**What the exercise asks**
Please write out every entry below, word for word.

**Provided records**
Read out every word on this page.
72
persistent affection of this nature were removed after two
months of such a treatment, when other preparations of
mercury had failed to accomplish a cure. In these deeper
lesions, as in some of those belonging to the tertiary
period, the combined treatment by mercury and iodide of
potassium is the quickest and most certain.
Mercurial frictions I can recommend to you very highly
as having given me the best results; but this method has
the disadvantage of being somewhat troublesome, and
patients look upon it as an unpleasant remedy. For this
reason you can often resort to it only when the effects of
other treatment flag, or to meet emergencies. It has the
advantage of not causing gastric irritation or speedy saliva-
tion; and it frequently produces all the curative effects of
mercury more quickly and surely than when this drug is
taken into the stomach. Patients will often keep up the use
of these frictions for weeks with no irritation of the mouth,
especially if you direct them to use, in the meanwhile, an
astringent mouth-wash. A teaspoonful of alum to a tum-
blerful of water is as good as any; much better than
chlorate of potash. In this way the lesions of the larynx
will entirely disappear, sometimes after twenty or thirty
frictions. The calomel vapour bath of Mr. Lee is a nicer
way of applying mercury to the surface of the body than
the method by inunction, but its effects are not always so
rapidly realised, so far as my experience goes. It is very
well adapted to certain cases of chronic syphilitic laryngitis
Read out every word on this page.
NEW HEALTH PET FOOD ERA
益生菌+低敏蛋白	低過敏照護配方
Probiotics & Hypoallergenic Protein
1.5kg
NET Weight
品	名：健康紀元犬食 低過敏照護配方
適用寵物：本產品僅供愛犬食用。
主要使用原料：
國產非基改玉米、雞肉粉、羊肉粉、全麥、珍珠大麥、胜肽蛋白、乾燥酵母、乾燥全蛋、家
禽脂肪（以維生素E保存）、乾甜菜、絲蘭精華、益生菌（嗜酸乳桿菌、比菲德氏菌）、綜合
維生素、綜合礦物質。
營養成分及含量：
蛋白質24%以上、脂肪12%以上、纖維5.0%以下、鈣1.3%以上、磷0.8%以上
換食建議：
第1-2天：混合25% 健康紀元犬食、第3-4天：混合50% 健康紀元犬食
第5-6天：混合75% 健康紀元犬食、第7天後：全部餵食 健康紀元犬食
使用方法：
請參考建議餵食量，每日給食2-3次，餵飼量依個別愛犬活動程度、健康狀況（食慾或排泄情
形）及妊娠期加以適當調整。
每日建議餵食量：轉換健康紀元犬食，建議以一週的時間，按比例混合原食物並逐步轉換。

**Your response**
Read out every word on this page.
72
persistent affection of this nature were removed after two
months of such a treatment, when other preparations of
mercury had failed to accomplish a cure. In these deeper
lesions, as in some of those belonging to the tertiary
period, the combined treatment by mercury and iodide of
potassium is the quickest and most certain.
Mercurial frictions I can recommend to you very highly
as having given me the best results; but this method has
the disadvantage of being somewhat troublesome, and
patients look upon it as an unpleasant remedy. For this
reason you can often resort to it only when the effects of
other treatment flag, or to meet emergencies. It has the
advantage of not causing gastric irritation or speedy saliva-
tion; and it frequently produces all the curative effects of
mercury more quickly and surely than when this drug is
taken into the stomach. Patients will often keep up the use
of these frictions for weeks with no irritation of the mouth,
especially if you direct them to use, in the meanwhile, an
astringent mouth-wash. A teaspoonful of alum to a tum-
blerful of water is as good as any; much better than
chlorate of potash. In this way the lesions of the larynx
will entirely disappear, sometimes after twenty or thirty
frictions. The calomel vapour bath of Mr. Lee is a nicer
way of applying mercury to the surface of the body than
the method by inunction, but its effects are not always so
rapidly realised, so far as my experience goes. It is very
well adapted to certain cases of chronic syphilitic laryngitis
Read out every word on this page.
NEW HEALTH PET FOOD ERA
益生菌+低敏蛋白	低過敏照護配方
Probiotics & Hypoallergenic Protein
1.5kg
NET Weight
品	名：健康紀元犬食 低過敏照護配方
適用寵物：本產品僅供愛犬食用。
主要使用原料：
國產非基改玉米、雞肉粉、羊肉粉、全麥、珍珠大麥、胜肽蛋白、乾燥酵母、乾燥全蛋、家
禽脂肪（以維生素E保存）、乾甜菜、絲蘭精華、益生菌（嗜酸乳桿菌、比菲德氏菌）、綜合
維生素、綜合礦物質。
營養成分及含量：
蛋白質24%以上、脂肪12%以上、纖維5.0%以下、鈣1.3%以上、磷0.8%以上
換食建議：
第1-2天：混合25% 健康紀元犬食、第3-4天：混合50% 健康紀元犬食
第5-6天：混合75% 健康紀元犬食、第7天後：全部餵食 健康紀元犬食
使用方法：
請參考建議餵食量，每日給食2-3次，餵飼量依個別愛犬活動程度、健康狀況（食慾或排泄情
形）及妊娠期加以適當調整。
每日建議餵食量：轉換健康紀元犬食，建議以一週的時間，按比例混合原食物並逐步轉換。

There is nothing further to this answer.